* **Work to do**
In the following material, identify every line holding the string "三年级上册科学教案" and return it.

Stored data entries:
····················
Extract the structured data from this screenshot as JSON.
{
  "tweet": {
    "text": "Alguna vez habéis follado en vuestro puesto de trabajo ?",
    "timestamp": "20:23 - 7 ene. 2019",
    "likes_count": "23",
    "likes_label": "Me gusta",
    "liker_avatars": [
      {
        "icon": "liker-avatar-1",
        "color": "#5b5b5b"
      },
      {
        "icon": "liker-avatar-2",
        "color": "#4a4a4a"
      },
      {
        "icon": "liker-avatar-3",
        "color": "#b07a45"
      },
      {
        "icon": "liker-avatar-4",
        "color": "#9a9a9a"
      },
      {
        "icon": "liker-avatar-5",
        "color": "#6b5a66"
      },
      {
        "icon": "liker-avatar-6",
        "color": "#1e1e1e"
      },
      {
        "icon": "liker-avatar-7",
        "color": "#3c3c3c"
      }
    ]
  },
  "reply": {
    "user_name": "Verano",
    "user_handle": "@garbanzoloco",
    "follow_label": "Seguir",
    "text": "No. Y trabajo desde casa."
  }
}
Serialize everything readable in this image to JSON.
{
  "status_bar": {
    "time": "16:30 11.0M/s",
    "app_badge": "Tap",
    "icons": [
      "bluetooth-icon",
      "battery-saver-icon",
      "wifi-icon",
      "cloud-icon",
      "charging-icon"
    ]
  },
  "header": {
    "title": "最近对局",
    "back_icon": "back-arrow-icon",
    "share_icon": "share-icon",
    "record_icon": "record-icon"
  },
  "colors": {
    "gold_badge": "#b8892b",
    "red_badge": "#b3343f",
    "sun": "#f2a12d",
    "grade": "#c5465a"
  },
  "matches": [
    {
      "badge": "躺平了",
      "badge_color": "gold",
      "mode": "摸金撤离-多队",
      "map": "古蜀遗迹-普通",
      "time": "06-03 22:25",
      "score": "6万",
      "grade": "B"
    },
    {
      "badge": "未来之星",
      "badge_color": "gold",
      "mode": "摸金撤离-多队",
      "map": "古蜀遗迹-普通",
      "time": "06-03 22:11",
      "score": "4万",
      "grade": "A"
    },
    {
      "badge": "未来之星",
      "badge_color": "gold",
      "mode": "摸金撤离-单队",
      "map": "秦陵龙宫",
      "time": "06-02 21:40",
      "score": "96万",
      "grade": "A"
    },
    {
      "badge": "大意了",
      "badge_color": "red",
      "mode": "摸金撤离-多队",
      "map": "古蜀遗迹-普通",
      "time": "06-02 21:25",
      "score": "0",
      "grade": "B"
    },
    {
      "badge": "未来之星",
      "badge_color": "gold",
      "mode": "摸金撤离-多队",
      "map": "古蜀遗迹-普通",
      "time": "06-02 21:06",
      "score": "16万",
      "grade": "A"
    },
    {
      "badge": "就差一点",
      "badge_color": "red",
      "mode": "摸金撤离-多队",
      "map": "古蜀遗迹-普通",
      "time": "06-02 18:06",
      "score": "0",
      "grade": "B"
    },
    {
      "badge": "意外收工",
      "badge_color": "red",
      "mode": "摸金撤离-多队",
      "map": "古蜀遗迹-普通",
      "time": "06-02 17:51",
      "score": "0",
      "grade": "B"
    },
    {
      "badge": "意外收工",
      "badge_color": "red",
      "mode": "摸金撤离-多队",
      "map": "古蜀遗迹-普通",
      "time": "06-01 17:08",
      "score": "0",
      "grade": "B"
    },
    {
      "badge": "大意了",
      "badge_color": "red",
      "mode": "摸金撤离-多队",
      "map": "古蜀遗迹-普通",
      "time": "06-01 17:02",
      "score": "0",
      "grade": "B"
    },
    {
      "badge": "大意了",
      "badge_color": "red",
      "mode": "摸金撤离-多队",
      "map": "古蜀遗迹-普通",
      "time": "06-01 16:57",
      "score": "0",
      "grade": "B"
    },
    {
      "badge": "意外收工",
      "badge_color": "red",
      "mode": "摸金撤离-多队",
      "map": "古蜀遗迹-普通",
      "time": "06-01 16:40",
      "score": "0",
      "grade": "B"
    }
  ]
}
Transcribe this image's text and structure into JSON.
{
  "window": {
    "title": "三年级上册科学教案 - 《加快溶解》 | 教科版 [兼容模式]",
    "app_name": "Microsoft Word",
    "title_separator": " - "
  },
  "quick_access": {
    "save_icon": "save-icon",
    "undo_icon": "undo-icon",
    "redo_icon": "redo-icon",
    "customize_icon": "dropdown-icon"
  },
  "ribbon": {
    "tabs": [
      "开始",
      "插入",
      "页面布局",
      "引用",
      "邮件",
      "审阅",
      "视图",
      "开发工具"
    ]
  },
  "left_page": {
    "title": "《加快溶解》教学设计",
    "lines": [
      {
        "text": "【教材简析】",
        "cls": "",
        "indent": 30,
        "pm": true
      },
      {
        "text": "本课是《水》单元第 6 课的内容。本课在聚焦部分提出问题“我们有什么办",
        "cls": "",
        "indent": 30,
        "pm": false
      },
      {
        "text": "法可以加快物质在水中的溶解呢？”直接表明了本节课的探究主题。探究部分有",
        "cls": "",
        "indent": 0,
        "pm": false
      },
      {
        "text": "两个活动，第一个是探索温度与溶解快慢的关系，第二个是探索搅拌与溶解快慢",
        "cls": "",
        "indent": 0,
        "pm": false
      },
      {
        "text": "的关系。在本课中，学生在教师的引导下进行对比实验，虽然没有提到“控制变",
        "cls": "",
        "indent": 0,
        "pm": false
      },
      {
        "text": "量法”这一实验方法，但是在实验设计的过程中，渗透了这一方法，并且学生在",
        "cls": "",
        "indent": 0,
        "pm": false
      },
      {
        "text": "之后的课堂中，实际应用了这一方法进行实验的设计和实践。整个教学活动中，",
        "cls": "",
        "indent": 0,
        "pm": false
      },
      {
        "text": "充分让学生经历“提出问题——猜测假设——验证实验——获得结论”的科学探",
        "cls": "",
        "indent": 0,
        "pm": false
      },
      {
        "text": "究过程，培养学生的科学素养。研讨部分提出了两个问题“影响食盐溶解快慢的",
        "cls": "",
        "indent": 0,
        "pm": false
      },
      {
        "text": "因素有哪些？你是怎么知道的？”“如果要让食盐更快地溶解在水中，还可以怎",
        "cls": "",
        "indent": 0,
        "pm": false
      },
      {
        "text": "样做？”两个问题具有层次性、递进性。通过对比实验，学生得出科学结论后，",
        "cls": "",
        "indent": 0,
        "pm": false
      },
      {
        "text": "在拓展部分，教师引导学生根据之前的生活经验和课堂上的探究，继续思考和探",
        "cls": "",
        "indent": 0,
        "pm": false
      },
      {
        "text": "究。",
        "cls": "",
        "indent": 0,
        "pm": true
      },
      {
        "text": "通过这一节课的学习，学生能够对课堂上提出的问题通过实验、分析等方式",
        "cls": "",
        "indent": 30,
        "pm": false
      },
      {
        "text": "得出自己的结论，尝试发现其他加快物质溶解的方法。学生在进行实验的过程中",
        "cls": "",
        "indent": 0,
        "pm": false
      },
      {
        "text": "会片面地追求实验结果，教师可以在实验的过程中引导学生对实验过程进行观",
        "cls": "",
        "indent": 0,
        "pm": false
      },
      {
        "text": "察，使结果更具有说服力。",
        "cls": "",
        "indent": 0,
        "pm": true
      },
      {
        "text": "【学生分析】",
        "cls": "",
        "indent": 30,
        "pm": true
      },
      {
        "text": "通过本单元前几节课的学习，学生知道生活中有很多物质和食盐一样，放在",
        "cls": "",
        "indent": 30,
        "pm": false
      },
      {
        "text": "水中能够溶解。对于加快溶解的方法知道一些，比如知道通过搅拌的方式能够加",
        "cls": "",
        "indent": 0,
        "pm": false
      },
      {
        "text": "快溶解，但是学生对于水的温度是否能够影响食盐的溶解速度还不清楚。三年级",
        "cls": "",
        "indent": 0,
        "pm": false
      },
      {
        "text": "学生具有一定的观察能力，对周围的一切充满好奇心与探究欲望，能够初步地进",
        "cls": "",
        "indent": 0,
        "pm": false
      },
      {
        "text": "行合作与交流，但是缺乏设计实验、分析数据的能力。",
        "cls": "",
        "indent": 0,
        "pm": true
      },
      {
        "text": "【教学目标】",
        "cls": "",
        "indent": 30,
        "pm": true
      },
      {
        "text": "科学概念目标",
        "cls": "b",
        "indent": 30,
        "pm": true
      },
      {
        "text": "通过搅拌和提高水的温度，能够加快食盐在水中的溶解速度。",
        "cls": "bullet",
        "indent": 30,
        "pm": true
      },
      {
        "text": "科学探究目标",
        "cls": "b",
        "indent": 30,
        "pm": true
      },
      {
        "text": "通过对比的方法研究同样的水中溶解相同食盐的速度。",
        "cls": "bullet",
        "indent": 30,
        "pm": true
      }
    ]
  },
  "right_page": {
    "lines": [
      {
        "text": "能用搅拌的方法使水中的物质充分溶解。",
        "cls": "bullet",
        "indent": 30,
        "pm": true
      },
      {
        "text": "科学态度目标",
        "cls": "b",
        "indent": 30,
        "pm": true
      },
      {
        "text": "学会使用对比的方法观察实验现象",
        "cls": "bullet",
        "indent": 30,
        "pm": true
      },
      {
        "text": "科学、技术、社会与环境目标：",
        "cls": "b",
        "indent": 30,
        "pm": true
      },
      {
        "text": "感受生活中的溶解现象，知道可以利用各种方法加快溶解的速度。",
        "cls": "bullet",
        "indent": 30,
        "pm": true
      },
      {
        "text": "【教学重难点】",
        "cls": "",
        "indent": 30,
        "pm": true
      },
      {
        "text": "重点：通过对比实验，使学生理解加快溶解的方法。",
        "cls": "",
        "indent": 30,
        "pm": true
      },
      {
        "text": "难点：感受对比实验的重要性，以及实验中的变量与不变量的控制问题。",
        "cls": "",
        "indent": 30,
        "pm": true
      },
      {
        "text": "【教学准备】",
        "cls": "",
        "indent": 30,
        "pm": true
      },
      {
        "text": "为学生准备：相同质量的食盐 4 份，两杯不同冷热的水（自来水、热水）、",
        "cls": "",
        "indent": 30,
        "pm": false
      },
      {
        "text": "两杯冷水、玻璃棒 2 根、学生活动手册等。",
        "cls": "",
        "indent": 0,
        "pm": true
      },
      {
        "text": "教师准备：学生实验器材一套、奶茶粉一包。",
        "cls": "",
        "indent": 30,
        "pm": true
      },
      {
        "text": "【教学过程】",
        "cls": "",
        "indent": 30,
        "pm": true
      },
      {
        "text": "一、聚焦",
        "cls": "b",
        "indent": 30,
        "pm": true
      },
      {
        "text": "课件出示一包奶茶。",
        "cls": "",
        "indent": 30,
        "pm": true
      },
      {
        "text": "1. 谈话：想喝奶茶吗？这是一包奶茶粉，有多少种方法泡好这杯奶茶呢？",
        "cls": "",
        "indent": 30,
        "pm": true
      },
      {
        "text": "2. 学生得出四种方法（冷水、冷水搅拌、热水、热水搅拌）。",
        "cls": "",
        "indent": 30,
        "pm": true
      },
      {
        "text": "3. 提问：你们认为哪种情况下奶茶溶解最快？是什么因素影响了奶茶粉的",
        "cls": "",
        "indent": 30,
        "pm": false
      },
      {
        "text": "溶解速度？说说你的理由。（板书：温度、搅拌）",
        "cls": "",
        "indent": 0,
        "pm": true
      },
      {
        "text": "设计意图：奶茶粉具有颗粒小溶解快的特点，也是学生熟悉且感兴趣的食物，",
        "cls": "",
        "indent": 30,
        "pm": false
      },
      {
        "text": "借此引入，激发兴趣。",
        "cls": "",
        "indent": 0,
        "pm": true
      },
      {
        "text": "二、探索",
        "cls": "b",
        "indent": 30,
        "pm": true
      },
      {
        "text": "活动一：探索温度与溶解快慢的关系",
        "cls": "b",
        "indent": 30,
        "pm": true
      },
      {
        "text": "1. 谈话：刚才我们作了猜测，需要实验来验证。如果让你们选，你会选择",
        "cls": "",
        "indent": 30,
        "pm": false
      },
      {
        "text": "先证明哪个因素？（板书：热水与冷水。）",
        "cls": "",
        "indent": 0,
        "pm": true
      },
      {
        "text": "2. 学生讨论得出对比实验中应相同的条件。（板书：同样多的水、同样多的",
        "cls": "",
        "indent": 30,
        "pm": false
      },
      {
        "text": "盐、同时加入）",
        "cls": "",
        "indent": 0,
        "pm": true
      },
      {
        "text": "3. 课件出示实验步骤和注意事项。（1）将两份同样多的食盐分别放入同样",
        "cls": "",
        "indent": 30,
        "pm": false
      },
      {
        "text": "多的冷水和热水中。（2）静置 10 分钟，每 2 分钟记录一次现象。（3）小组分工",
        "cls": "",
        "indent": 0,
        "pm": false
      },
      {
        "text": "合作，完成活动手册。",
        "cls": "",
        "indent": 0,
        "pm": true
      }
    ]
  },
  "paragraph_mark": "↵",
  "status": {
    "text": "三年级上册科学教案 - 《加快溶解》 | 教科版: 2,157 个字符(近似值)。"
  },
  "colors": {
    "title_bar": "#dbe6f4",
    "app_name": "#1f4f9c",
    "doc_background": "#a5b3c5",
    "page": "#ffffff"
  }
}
····················
* **Solved problem**
    "title": "三年级上册科学教案 - 《加快溶解》 | 教科版 [兼容模式]",
    "text": "三年级上册科学教案 - 《加快溶解》 | 教科版: 2,157 个字符(近似值)。"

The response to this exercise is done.